» **Required task**: Copy each line below in which the string "pada" occurs.

╭─ Available data

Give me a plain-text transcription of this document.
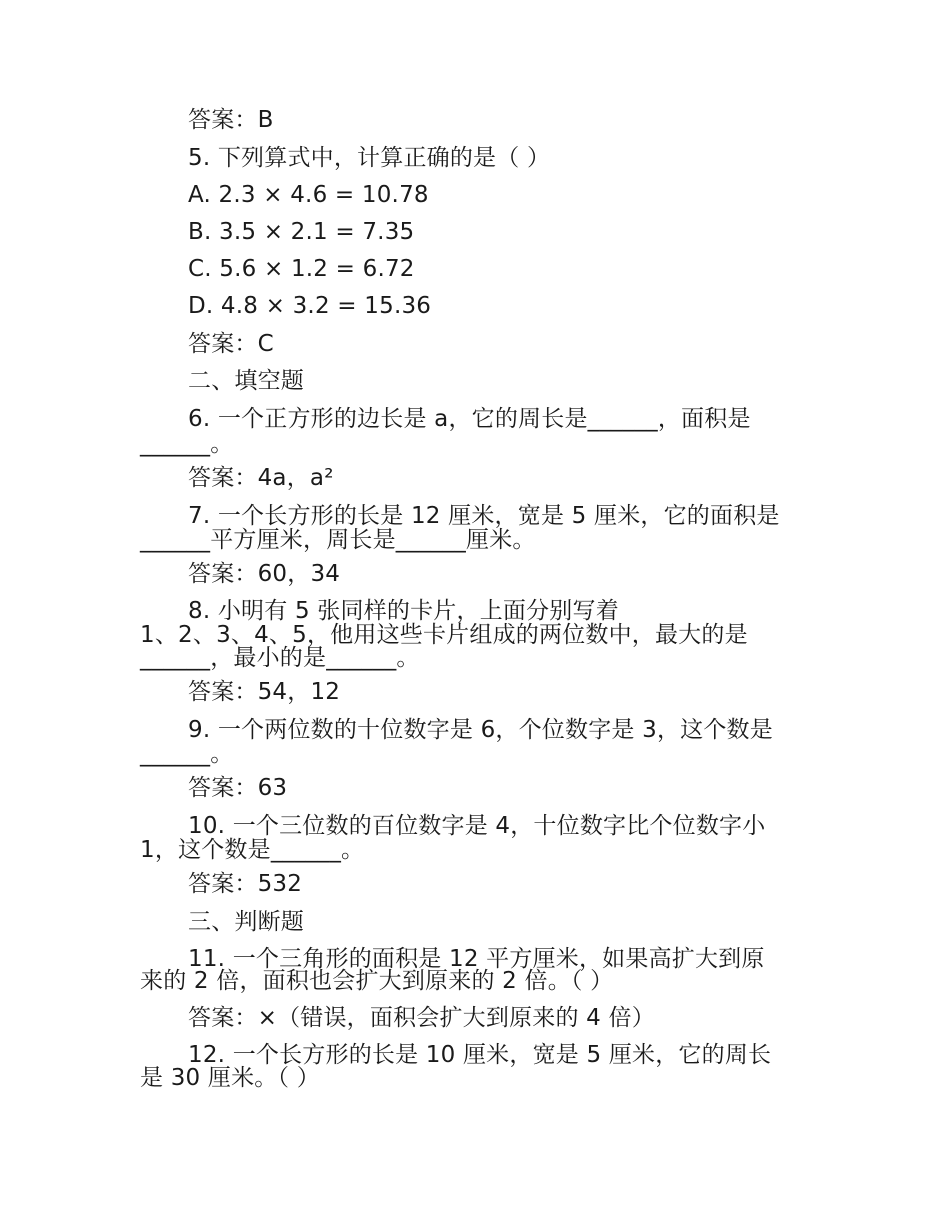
答案：B
5. 下列算式中，计算正确的是（ ）
A. 2.3 × 4.6 = 10.78
B. 3.5 × 2.1 = 7.35
C. 5.6 × 1.2 = 6.72
D. 4.8 × 3.2 = 15.36
答案：C
二、填空题
6. 一个正方形的边长是 a，它的周长是______，面积是
______。
答案：4a，a²
7. 一个长方形的长是 12 厘米，宽是 5 厘米，它的面积是
______平方厘米，周长是______厘米。
答案：60，34
8. 小明有 5 张同样的卡片，上面分别写着
1、2、3、4、5，他用这些卡片组成的两位数中，最大的是
______，最小的是______。
答案：54，12
9. 一个两位数的十位数字是 6，个位数字是 3，这个数是
______。
答案：63
10. 一个三位数的百位数字是 4，十位数字比个位数字小
1，这个数是______。
答案：532
三、判断题
11. 一个三角形的面积是 12 平方厘米，如果高扩大到原
来的 2 倍，面积也会扩大到原来的 2 倍。（ ）
答案：×（错误，面积会扩大到原来的 4 倍）
12. 一个长方形的长是 10 厘米，宽是 5 厘米，它的周长
是 30 厘米。（ ）
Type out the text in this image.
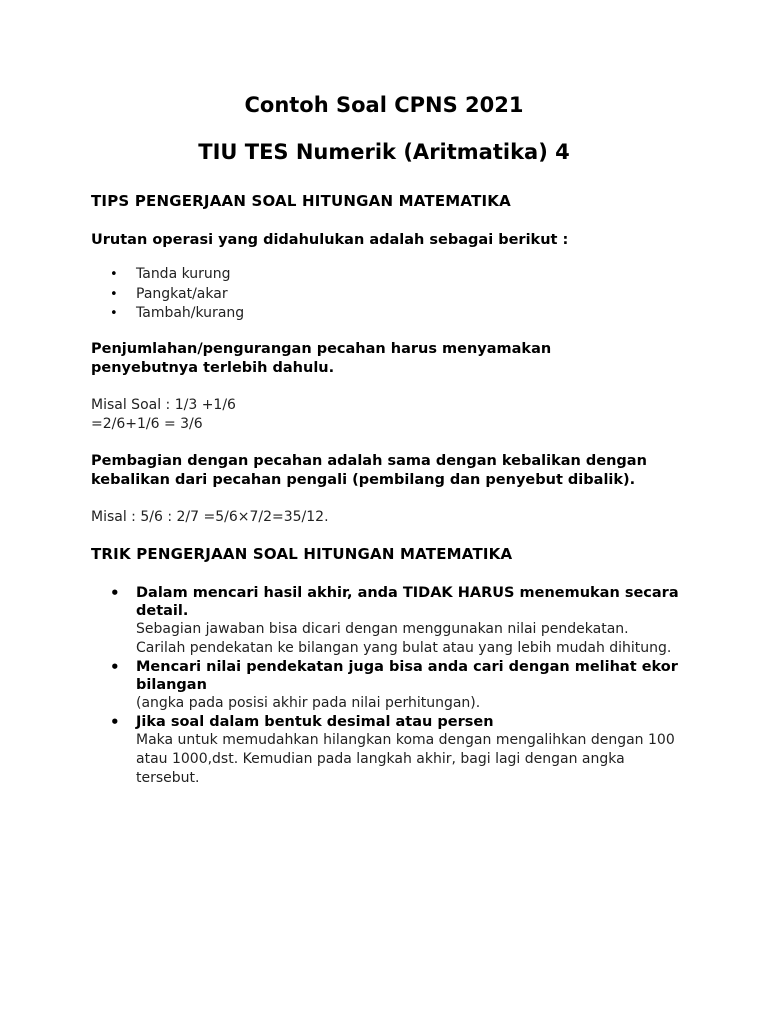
Contoh Soal CPNS 2021
TIU TES Numerik (Aritmatika) 4
TIPS PENGERJAAN SOAL HITUNGAN MATEMATIKA
Urutan operasi yang didahulukan adalah sebagai berikut :
• Tanda kurung
• Pangkat/akar
• Tambah/kurang
Penjumlahan/pengurangan pecahan harus menyamakan penyebutnya terlebih dahulu.
Misal Soal : 1/3 +1/6
=2/6+1/6 = 3/6
Pembagian dengan pecahan adalah sama dengan kebalikan dengan kebalikan dari pecahan pengali (pembilang dan penyebut dibalik).
Misal : 5/6 : 2/7 =5/6×7/2=35/12.
TRIK PENGERJAAN SOAL HITUNGAN MATEMATIKA
• Dalam mencari hasil akhir, anda TIDAK HARUS menemukan secara detail.
Sebagian jawaban bisa dicari dengan menggunakan nilai pendekatan. Carilah pendekatan ke bilangan yang bulat atau yang lebih mudah dihitung.
• Mencari nilai pendekatan juga bisa anda cari dengan melihat ekor bilangan
(angka pada posisi akhir pada nilai perhitungan).
• Jika soal dalam bentuk desimal atau persen
Maka untuk memudahkan hilangkan koma dengan mengalihkan dengan 100 atau 1000,dst. Kemudian pada langkah akhir, bagi lagi dengan angka tersebut.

╰─

» **Solution below**:
(angka pada posisi akhir pada nilai perhitungan).
Maka untuk memudahkan hilangkan koma dengan mengalihkan dengan 100 atau 1000,dst. Kemudian pada langkah akhir, bagi lagi dengan angka tersebut.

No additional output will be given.